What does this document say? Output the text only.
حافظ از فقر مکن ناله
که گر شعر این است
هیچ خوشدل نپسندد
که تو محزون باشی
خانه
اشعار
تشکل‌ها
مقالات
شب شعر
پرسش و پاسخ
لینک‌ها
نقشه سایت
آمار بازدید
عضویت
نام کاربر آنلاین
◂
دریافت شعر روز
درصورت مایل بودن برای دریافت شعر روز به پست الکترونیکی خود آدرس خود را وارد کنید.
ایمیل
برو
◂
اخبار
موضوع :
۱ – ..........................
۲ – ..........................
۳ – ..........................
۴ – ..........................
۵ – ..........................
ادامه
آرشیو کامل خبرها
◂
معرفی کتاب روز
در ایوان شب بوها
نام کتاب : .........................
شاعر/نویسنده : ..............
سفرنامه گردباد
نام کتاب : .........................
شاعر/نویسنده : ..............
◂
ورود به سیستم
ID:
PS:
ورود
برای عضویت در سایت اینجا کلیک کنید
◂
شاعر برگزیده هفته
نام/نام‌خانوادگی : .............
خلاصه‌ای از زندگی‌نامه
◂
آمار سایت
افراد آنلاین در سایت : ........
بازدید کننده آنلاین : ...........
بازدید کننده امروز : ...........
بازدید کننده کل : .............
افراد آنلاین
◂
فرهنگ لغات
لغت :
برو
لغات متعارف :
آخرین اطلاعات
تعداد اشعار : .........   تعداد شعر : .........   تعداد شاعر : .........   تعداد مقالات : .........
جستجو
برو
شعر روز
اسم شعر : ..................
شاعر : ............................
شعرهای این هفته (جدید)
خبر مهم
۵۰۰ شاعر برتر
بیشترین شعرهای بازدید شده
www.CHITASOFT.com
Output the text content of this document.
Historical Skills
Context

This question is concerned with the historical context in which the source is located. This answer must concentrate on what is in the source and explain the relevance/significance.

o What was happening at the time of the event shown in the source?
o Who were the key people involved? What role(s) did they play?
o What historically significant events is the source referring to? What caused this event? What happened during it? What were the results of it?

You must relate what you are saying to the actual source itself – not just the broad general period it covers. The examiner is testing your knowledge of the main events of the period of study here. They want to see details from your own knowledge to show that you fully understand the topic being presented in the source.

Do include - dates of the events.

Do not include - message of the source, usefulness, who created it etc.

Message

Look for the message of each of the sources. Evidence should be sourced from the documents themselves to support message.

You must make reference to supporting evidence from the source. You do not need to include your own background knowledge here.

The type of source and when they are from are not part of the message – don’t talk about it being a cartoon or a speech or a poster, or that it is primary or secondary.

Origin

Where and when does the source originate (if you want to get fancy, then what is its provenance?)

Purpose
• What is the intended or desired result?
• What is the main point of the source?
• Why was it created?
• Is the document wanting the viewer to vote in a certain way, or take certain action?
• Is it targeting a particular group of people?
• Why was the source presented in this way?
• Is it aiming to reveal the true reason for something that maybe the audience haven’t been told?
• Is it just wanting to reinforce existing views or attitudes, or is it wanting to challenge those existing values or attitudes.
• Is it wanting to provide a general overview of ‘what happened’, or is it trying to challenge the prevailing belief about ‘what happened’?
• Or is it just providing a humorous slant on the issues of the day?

=-=-=

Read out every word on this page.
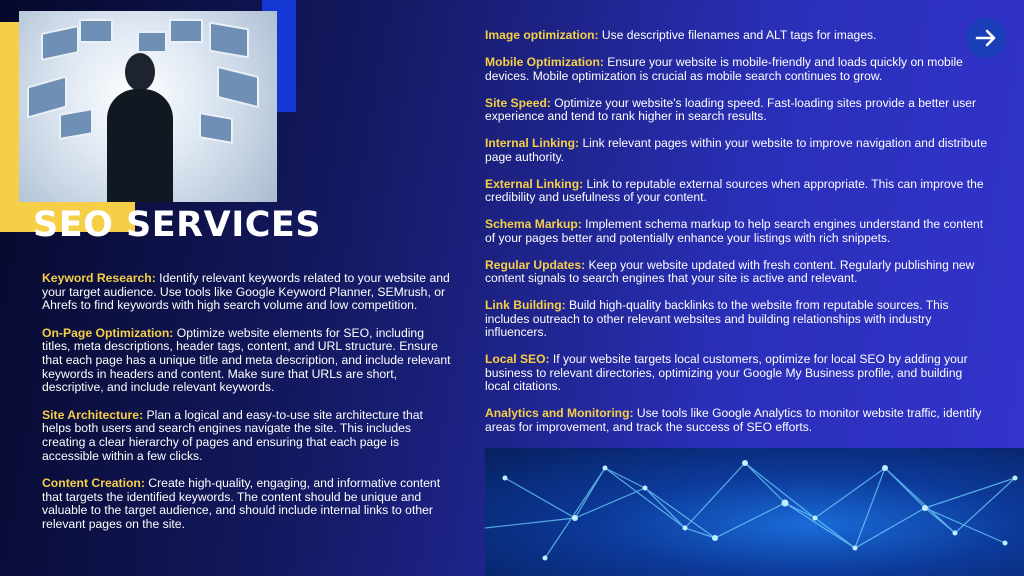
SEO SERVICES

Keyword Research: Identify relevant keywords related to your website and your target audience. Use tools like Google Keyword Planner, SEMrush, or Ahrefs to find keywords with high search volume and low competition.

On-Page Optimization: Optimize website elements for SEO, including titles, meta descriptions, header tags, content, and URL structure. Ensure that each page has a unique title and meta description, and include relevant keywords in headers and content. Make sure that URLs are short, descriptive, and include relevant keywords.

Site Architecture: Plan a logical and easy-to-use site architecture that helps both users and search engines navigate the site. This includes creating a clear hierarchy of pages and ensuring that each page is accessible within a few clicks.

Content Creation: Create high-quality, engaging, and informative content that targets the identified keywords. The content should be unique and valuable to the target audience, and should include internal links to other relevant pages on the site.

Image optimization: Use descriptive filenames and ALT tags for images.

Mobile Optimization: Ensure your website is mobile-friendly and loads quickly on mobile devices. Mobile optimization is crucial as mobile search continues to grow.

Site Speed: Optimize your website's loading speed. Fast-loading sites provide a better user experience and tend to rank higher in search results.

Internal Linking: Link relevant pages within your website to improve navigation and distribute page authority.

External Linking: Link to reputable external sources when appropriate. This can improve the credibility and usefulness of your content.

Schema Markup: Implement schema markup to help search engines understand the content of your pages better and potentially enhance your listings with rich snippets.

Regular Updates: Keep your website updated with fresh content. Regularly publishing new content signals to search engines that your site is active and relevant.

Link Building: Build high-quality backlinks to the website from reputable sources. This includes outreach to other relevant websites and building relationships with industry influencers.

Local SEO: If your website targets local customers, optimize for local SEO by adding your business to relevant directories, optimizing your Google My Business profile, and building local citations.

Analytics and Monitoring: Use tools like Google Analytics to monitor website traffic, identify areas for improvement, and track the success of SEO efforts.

=-=-=

* _WHAT IS ASKED_
Extract lines where the string "سایت" occurs.

* _ANSWER TO THE TASK_
نقشه سایت
برای عضویت در سایت اینجا کلیک کنید
آمار سایت
افراد آنلاین در سایت : ........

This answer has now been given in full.